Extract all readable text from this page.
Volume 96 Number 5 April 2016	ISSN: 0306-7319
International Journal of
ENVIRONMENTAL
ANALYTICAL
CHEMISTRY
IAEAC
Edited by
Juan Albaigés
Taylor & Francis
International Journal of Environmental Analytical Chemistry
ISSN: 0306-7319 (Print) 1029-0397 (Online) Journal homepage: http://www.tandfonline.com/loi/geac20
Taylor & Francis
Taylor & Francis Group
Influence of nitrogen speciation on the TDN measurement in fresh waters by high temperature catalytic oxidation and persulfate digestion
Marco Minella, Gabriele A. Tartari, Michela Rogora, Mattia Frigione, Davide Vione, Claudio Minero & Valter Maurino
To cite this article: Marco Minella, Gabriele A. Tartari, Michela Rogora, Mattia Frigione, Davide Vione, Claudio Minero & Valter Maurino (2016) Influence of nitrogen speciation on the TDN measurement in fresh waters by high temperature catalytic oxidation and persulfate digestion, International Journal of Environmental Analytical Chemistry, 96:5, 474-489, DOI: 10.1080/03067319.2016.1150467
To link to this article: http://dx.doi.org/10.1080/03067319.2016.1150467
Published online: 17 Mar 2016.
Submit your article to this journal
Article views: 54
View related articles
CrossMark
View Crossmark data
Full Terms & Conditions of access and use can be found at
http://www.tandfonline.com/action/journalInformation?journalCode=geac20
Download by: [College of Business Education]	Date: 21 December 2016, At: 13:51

Stated goal:
Take every line containing the word "ISSN" and copy it.

Exercise result:
Volume 96 Number 5 April 2016	ISSN: 0306-7319
ISSN: 0306-7319 (Print) 1029-0397 (Online) Journal homepage: http://www.tandfonline.com/loi/geac20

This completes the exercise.